▸ **TRECHO**
++++
Assédio e silenciamento
Os profissionais de saúde entrevistados aqui pediram para não serem identificados com seus nomes verdadeiros por medo de retaliações. Todos já foram constrangidos pelas chefias ou ex-chefias. Tiago, que postou sobre os problemas em UTI pela qual passou, foi chamado até a sala da diretoria. “Queriam saber por que eu estava postando sobre as questões do hospital”.
Felipe concedeu entrevista a um jornal pernambucano falando sobre os problemas de desabastecimento de remédios nos hospitais estaduais, mas a matéria foi barrada pela direção da empresa – a jornalista que o entrevistou informou que o conteúdo causaria desconforto no âmbito do governo do estado. Essa interdição veio na rasteira de uma matéria no G1 (publicada em 8 de abril) na qual lemos a respeito de pacientes intubados acordando por falta de sedativos. No texto, o médico intensivista Arthur Milach, coordenador da UTI-Covid do Hospital Eduardo Campos da Pessoa Idosa e médico diarista do Hospital de Referência Unidade Boa Viagem Covid-19, ambos no Recife, conta que os hospitais chegam a levar de 48 a 72 horas para conseguir novas remessas de drogas. A exposição do problema desagradou: os dois médicos ouvidos pela coluna dizem que alguns dos colegas presentes na matéria foram posteriormente interpelados pelas direções dos hospitais.
++++
▸ **ITENS DO CONJUNTO**
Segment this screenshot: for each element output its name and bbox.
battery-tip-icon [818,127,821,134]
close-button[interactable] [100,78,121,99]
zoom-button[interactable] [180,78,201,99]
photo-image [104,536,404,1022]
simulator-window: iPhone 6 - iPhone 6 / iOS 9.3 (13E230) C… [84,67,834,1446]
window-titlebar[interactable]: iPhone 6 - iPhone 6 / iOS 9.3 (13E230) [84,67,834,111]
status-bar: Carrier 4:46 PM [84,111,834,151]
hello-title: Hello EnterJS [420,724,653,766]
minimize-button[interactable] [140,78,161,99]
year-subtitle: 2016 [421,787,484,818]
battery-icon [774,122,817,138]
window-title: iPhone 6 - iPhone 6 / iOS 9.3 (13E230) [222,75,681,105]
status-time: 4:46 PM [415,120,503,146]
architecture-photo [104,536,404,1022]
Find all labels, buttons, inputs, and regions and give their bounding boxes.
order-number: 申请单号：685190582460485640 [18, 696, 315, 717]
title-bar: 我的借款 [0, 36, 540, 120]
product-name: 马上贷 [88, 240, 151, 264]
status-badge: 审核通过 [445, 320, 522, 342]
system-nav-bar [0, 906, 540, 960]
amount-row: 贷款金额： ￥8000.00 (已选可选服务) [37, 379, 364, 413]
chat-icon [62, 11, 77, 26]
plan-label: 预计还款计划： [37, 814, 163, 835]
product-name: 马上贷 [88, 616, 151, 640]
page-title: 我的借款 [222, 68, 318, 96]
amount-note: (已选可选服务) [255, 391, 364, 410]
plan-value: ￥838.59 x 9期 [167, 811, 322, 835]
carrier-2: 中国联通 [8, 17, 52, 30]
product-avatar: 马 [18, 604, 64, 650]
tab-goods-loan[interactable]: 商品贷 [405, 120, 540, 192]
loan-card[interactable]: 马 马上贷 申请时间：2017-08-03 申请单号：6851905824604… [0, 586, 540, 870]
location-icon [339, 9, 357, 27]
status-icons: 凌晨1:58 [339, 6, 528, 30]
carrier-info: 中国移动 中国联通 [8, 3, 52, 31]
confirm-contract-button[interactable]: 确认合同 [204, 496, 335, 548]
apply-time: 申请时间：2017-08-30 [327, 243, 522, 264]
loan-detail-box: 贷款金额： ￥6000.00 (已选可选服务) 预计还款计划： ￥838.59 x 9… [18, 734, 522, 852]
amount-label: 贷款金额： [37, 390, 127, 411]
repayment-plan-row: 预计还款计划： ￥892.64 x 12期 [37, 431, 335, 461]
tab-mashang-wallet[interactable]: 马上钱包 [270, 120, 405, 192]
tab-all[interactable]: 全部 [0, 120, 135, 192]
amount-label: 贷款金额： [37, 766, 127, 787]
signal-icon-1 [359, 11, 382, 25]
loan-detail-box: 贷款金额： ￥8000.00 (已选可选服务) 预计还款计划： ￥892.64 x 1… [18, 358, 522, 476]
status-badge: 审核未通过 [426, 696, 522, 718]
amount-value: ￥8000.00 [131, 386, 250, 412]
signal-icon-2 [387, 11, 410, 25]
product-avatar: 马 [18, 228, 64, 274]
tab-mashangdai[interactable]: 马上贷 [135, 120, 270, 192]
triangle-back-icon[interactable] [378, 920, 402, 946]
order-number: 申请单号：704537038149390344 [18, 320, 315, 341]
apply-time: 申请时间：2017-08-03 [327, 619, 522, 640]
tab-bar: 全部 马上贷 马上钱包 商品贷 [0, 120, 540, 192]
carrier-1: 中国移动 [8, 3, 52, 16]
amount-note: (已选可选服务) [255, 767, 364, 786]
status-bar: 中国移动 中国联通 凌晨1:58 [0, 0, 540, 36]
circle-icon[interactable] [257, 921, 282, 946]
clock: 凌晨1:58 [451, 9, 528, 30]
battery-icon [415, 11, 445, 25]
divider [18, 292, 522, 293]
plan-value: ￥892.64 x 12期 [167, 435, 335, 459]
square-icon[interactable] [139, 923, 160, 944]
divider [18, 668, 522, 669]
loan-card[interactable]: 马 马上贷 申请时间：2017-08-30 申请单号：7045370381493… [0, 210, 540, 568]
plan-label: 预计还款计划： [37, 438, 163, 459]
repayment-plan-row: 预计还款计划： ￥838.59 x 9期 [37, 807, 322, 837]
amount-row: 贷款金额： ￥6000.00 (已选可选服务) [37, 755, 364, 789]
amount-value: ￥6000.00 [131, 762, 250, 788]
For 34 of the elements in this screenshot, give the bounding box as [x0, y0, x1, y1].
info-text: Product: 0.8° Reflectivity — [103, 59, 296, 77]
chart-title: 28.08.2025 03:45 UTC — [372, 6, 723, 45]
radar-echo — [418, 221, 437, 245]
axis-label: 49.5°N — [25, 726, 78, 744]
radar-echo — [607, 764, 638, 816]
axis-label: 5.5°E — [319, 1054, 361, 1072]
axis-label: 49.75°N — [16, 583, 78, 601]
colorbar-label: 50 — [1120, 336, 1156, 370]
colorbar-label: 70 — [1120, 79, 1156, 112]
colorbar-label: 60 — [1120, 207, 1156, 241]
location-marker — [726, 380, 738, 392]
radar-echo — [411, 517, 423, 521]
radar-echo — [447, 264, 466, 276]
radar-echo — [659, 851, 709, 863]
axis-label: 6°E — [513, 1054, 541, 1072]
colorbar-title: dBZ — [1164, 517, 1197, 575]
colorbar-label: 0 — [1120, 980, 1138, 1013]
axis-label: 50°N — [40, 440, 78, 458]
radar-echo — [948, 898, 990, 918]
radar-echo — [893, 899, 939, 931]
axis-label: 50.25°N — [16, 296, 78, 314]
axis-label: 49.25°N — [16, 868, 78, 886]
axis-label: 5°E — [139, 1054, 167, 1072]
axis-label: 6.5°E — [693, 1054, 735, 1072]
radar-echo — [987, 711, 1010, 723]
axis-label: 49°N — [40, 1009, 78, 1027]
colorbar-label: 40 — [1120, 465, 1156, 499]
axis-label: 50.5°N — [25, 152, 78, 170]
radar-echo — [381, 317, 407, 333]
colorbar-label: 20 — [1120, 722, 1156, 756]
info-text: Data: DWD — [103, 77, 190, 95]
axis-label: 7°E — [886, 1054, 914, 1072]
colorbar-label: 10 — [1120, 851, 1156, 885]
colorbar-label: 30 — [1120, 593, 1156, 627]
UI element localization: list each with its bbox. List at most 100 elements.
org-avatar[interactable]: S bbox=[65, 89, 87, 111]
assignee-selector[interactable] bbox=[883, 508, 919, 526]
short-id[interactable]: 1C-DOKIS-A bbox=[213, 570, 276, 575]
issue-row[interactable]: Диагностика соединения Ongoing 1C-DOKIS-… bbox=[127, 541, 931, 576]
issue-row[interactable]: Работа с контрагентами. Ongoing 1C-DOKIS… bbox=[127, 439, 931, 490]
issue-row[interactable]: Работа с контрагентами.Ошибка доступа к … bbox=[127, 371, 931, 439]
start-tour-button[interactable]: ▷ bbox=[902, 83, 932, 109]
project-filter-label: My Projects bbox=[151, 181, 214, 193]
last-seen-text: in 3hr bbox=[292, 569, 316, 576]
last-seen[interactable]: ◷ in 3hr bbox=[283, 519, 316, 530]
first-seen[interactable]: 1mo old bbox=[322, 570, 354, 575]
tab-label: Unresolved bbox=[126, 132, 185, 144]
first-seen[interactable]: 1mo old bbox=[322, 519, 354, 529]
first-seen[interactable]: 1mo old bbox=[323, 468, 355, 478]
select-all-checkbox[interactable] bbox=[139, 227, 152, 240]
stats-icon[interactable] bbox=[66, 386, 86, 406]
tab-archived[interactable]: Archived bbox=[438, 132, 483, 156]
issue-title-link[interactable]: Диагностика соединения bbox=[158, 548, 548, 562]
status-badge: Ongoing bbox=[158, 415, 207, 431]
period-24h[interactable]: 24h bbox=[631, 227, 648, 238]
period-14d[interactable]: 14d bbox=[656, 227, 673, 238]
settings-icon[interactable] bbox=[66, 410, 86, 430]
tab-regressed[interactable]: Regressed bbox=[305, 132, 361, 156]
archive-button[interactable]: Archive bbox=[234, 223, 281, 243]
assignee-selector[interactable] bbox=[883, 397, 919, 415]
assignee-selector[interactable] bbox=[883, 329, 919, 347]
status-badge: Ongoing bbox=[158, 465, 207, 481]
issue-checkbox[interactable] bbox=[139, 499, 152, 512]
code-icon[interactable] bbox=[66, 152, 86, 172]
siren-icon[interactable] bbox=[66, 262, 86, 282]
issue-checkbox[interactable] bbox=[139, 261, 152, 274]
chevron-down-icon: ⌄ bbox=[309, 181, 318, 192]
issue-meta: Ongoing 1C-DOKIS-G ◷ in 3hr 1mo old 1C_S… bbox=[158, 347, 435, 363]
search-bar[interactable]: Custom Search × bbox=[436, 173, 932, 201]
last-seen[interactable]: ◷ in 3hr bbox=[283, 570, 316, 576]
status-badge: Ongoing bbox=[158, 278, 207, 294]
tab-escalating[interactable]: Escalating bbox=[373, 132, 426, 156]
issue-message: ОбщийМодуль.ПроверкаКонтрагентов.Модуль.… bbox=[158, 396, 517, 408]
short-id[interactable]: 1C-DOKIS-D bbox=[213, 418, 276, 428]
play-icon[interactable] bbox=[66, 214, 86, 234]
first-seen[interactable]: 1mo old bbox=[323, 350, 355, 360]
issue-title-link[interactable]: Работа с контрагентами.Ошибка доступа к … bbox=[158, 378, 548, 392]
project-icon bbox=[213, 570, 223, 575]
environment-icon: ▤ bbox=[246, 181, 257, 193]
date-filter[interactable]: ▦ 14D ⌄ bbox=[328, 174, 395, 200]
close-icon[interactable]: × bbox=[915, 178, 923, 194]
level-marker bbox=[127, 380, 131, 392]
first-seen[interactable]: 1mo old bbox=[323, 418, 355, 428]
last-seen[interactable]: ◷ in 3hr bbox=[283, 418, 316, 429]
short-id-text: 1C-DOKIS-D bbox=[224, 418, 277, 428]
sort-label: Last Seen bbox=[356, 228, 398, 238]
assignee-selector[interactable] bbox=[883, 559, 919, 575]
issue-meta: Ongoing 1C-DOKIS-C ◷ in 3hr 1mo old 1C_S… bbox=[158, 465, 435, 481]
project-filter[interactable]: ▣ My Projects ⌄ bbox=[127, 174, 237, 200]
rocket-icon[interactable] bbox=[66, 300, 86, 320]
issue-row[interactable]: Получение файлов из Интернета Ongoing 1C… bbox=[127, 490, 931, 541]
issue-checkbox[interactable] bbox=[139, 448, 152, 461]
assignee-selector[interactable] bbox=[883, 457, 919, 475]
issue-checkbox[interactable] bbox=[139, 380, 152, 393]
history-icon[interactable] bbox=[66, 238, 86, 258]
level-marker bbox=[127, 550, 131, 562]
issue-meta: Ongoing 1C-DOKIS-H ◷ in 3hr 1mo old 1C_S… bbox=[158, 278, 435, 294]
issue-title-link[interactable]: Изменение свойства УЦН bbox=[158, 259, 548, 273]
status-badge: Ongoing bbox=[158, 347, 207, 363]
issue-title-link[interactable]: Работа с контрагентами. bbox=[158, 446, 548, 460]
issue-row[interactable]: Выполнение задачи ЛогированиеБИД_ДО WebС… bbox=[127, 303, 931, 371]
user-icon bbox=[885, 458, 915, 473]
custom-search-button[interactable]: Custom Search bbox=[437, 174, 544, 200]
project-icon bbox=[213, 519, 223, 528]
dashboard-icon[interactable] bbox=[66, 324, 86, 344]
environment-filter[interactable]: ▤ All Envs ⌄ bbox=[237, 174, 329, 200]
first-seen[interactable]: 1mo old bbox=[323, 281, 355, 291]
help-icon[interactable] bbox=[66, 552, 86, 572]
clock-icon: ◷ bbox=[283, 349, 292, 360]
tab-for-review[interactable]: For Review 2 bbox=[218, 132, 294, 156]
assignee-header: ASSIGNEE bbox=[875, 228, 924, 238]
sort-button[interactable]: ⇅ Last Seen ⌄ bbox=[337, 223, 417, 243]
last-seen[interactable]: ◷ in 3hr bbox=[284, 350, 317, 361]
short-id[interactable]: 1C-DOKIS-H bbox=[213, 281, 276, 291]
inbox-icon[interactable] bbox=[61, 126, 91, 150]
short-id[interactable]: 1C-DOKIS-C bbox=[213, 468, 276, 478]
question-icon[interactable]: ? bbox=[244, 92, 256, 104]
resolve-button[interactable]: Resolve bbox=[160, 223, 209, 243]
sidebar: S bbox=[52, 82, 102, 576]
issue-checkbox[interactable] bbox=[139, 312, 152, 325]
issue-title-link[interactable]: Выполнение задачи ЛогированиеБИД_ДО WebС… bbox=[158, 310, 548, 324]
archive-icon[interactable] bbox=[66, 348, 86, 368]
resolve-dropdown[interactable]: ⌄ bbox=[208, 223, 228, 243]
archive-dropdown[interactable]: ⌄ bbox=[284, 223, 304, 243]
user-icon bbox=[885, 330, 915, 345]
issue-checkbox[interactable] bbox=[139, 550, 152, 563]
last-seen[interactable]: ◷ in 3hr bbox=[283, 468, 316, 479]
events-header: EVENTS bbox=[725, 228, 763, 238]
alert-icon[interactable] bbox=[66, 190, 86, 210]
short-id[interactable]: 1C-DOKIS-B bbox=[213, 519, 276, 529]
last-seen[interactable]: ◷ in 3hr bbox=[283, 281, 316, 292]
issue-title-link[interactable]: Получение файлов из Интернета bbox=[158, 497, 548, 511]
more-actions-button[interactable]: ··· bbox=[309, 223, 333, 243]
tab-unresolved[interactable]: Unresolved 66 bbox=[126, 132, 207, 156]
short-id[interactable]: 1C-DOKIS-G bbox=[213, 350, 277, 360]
++++
▸ **OBJETIVO DO EXERCÍCIO**
Liste todos os nomes de pessoas mencionados no trecho sobre assédio e silenciamento de profissionais de saúde.

▸ **RESPOSTA**
- Tiago
- Felipe
- Arthur Milach